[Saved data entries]

▼▼▼

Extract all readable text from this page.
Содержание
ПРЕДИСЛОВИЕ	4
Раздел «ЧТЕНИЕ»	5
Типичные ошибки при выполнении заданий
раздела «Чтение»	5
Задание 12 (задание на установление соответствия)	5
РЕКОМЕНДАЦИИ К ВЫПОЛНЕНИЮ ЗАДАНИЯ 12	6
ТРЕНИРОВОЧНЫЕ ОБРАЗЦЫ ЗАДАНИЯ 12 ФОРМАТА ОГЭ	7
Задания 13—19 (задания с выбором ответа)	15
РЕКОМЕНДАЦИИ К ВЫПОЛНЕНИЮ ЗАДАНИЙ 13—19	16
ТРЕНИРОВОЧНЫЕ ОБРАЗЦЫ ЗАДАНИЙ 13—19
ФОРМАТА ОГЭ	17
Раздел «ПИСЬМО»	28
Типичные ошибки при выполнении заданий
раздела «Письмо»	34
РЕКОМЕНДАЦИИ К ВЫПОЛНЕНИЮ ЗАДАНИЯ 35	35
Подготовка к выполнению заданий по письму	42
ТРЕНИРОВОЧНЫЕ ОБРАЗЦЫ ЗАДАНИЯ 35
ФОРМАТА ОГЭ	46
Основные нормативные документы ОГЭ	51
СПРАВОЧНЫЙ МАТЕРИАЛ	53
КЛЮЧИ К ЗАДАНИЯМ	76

▲▲▲

### What is being asked:
Each line of the material above must be retyped precisely.

### Result:
Extract all readable text from this page.
Содержание
ПРЕДИСЛОВИЕ	4
Раздел «ЧТЕНИЕ»	5
Типичные ошибки при выполнении заданий
раздела «Чтение»	5
Задание 12 (задание на установление соответствия)	5
РЕКОМЕНДАЦИИ К ВЫПОЛНЕНИЮ ЗАДАНИЯ 12	6
ТРЕНИРОВОЧНЫЕ ОБРАЗЦЫ ЗАДАНИЯ 12 ФОРМАТА ОГЭ	7
Задания 13—19 (задания с выбором ответа)	15
РЕКОМЕНДАЦИИ К ВЫПОЛНЕНИЮ ЗАДАНИЙ 13—19	16
ТРЕНИРОВОЧНЫЕ ОБРАЗЦЫ ЗАДАНИЙ 13—19
ФОРМАТА ОГЭ	17
Раздел «ПИСЬМО»	28
Типичные ошибки при выполнении заданий
раздела «Письмо»	34
РЕКОМЕНДАЦИИ К ВЫПОЛНЕНИЮ ЗАДАНИЯ 35	35
Подготовка к выполнению заданий по письму	42
ТРЕНИРОВОЧНЫЕ ОБРАЗЦЫ ЗАДАНИЯ 35
ФОРМАТА ОГЭ	46
Основные нормативные документы ОГЭ	51
СПРАВОЧНЫЙ МАТЕРИАЛ	53
КЛЮЧИ К ЗАДАНИЯМ	76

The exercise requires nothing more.